◆ WORK TO DO
Extract the entries in their exact form.

START EXTRACTED MATERIAL

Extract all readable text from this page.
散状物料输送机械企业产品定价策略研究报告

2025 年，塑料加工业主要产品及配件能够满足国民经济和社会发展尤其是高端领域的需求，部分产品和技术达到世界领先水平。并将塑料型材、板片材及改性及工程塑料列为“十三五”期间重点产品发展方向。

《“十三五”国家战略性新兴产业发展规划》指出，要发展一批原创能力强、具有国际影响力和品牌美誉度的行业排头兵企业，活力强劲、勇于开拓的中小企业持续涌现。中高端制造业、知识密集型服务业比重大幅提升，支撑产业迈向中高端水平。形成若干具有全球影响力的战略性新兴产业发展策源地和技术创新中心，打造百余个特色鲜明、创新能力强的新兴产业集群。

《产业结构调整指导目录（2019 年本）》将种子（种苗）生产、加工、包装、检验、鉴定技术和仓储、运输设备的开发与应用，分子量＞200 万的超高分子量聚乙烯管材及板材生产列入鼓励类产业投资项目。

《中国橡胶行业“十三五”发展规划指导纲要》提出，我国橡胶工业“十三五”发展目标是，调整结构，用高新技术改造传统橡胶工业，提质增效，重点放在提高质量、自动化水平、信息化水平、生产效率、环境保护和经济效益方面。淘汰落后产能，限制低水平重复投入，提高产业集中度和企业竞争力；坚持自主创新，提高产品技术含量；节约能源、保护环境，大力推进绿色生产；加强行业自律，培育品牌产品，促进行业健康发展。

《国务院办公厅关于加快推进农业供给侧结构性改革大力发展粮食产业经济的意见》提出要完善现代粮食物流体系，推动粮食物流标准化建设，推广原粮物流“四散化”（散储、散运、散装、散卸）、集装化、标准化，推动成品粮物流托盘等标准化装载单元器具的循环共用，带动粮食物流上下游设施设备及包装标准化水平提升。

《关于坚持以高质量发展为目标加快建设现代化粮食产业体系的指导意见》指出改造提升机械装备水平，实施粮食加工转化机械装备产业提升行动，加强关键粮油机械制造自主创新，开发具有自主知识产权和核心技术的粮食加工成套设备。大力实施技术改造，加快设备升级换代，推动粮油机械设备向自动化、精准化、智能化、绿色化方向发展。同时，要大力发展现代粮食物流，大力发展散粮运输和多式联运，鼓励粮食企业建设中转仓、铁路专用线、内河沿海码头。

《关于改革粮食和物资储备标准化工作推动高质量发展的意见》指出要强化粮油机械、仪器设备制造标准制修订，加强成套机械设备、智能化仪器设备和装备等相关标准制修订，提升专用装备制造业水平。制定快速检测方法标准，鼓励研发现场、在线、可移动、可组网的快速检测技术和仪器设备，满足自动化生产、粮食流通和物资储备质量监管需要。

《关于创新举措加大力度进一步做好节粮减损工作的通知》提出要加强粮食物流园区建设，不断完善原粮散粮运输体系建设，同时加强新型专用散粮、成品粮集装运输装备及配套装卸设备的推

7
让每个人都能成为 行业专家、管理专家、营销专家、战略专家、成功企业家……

END EXTRACTED MATERIAL

◆ EXERCISE OUTPUT
Extract all readable text from this page.
散状物料输送机械企业产品定价策略研究报告

2025 年，塑料加工业主要产品及配件能够满足国民经济和社会发展尤其是高端领域的需求，部分产品和技术达到世界领先水平。并将塑料型材、板片材及改性及工程塑料列为“十三五”期间重点产品发展方向。

《“十三五”国家战略性新兴产业发展规划》指出，要发展一批原创能力强、具有国际影响力和品牌美誉度的行业排头兵企业，活力强劲、勇于开拓的中小企业持续涌现。中高端制造业、知识密集型服务业比重大幅提升，支撑产业迈向中高端水平。形成若干具有全球影响力的战略性新兴产业发展策源地和技术创新中心，打造百余个特色鲜明、创新能力强的新兴产业集群。

《产业结构调整指导目录（2019 年本）》将种子（种苗）生产、加工、包装、检验、鉴定技术和仓储、运输设备的开发与应用，分子量＞200 万的超高分子量聚乙烯管材及板材生产列入鼓励类产业投资项目。

《中国橡胶行业“十三五”发展规划指导纲要》提出，我国橡胶工业“十三五”发展目标是，调整结构，用高新技术改造传统橡胶工业，提质增效，重点放在提高质量、自动化水平、信息化水平、生产效率、环境保护和经济效益方面。淘汰落后产能，限制低水平重复投入，提高产业集中度和企业竞争力；坚持自主创新，提高产品技术含量；节约能源、保护环境，大力推进绿色生产；加强行业自律，培育品牌产品，促进行业健康发展。

《国务院办公厅关于加快推进农业供给侧结构性改革大力发展粮食产业经济的意见》提出要完善现代粮食物流体系，推动粮食物流标准化建设，推广原粮物流“四散化”（散储、散运、散装、散卸）、集装化、标准化，推动成品粮物流托盘等标准化装载单元器具的循环共用，带动粮食物流上下游设施设备及包装标准化水平提升。

《关于坚持以高质量发展为目标加快建设现代化粮食产业体系的指导意见》指出改造提升机械装备水平，实施粮食加工转化机械装备产业提升行动，加强关键粮油机械制造自主创新，开发具有自主知识产权和核心技术的粮食加工成套设备。大力实施技术改造，加快设备升级换代，推动粮油机械设备向自动化、精准化、智能化、绿色化方向发展。同时，要大力发展现代粮食物流，大力发展散粮运输和多式联运，鼓励粮食企业建设中转仓、铁路专用线、内河沿海码头。

《关于改革粮食和物资储备标准化工作推动高质量发展的意见》指出要强化粮油机械、仪器设备制造标准制修订，加强成套机械设备、智能化仪器设备和装备等相关标准制修订，提升专用装备制造业水平。制定快速检测方法标准，鼓励研发现场、在线、可移动、可组网的快速检测技术和仪器设备，满足自动化生产、粮食流通和物资储备质量监管需要。

《关于创新举措加大力度进一步做好节粮减损工作的通知》提出要加强粮食物流园区建设，不断完善原粮散粮运输体系建设，同时加强新型专用散粮、成品粮集装运输装备及配套装卸设备的推

7
让每个人都能成为 行业专家、管理专家、营销专家、战略专家、成功企业家……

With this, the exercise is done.